JOB
Filter these entries so that only lines with the word "example" remain.

[Stored data entries]
"""

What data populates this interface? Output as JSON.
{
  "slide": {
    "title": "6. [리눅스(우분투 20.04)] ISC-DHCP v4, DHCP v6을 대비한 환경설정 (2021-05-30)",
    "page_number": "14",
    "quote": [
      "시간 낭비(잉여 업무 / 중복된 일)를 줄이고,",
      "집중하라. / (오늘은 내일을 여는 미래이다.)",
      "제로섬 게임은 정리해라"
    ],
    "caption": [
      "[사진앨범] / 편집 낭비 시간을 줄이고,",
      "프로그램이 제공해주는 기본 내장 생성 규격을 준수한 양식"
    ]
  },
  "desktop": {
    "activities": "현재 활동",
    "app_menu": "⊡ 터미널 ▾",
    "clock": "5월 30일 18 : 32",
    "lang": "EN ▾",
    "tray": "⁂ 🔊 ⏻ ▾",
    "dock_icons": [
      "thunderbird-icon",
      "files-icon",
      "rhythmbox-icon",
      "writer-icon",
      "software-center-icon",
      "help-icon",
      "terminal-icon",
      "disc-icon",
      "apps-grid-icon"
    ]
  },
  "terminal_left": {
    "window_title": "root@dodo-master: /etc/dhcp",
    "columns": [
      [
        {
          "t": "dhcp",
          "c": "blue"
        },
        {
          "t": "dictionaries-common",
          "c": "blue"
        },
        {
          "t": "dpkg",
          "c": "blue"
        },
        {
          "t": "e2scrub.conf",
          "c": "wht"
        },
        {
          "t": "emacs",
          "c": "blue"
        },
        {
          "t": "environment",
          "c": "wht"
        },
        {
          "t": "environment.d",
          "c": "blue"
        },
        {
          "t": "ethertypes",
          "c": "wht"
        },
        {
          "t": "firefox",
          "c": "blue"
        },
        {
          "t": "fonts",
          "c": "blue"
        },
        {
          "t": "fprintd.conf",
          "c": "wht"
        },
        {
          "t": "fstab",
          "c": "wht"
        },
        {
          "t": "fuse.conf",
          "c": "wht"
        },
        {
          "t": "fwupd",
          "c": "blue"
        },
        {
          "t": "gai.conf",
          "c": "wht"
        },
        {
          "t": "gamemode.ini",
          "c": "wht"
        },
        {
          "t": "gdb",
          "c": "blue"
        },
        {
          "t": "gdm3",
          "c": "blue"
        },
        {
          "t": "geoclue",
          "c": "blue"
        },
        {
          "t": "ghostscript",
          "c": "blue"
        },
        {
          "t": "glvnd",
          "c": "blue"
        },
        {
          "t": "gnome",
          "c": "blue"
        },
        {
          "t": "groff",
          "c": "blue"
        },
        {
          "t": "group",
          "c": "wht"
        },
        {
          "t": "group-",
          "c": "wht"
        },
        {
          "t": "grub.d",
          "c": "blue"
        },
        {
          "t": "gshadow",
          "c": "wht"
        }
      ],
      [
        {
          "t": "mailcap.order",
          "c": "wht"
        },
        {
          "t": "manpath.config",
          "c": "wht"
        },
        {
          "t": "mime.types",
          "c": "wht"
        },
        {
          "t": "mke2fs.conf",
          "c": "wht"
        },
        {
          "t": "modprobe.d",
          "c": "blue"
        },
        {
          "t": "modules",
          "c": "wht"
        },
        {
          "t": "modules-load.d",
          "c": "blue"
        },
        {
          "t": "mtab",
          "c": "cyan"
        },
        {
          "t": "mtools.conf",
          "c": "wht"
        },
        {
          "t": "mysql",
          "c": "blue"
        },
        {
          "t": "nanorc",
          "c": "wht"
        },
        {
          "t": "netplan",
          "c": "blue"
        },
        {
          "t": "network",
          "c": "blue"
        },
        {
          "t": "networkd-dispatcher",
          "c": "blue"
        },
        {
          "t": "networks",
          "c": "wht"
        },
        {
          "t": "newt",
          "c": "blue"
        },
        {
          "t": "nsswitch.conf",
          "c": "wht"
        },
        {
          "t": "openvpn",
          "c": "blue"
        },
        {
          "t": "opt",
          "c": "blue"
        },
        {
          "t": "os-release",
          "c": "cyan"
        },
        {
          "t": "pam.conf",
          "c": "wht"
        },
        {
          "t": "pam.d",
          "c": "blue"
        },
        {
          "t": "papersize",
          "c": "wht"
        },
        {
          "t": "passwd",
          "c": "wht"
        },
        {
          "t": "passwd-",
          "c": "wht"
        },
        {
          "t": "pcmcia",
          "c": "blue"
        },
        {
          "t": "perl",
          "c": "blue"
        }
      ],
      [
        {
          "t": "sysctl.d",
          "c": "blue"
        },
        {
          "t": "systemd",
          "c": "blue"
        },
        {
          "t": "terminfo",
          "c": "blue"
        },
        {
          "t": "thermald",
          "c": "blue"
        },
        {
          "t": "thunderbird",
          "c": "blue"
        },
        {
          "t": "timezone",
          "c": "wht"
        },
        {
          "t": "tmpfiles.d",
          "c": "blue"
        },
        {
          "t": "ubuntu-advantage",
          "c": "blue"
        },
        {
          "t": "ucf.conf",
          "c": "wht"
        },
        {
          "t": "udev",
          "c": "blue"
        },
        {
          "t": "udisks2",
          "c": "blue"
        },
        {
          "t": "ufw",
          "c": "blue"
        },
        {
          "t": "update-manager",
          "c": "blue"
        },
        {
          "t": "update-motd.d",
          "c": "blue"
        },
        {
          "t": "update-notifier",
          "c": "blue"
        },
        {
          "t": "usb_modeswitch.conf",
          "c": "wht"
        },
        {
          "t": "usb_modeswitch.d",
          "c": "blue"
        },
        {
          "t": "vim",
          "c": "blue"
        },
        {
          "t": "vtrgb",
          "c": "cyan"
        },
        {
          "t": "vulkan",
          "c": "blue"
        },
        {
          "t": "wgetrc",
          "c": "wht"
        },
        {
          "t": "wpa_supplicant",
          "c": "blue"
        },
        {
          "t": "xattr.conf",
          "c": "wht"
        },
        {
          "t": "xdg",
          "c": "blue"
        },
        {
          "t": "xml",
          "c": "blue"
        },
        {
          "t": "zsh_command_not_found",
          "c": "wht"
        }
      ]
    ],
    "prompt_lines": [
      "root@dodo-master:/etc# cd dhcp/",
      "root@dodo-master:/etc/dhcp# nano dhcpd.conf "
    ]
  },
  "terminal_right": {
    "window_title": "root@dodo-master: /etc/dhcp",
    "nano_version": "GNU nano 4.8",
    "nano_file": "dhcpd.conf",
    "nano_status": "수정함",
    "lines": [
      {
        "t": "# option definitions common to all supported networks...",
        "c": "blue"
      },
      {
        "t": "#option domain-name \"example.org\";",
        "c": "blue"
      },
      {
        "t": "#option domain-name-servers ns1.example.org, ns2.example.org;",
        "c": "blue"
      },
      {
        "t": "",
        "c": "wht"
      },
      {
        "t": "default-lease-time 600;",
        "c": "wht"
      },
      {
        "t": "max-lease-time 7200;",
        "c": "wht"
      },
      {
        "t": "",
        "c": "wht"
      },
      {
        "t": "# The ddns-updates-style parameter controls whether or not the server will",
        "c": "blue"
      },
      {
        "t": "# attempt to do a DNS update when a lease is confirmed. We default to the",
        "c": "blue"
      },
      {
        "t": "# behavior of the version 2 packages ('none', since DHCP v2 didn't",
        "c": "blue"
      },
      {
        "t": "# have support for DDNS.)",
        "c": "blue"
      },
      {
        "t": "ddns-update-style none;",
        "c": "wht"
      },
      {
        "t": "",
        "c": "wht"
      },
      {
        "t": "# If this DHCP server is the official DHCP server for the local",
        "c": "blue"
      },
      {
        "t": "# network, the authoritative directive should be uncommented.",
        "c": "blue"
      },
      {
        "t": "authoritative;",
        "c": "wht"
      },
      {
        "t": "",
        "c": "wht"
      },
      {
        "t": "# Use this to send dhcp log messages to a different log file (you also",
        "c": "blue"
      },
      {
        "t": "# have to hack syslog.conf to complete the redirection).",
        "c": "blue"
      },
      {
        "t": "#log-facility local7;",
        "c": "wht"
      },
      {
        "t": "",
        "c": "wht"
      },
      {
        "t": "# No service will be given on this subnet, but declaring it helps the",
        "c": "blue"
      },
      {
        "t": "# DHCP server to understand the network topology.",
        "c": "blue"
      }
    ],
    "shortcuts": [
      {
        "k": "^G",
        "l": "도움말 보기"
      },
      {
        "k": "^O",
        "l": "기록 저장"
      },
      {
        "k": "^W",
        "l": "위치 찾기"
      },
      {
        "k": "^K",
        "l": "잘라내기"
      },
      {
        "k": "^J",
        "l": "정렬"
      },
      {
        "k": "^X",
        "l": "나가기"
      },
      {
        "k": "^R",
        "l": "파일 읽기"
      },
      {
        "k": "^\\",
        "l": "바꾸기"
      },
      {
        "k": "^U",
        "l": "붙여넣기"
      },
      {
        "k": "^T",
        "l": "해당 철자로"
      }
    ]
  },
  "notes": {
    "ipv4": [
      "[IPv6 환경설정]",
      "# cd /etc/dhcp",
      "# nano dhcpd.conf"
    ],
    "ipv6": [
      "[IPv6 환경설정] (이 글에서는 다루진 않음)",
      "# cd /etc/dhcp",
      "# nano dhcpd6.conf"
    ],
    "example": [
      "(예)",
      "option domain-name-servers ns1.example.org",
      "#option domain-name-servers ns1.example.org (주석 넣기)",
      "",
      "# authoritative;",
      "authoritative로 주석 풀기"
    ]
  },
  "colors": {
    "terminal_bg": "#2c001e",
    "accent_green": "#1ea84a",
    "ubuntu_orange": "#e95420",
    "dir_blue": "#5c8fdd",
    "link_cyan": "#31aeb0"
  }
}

"""

EXPECTED ANSWER
        "t": "#option domain-name \"example.org\";",
        "t": "#option domain-name-servers ns1.example.org, ns2.example.org;",
    "example": [
      "option domain-name-servers ns1.example.org",
      "#option domain-name-servers ns1.example.org (주석 넣기)",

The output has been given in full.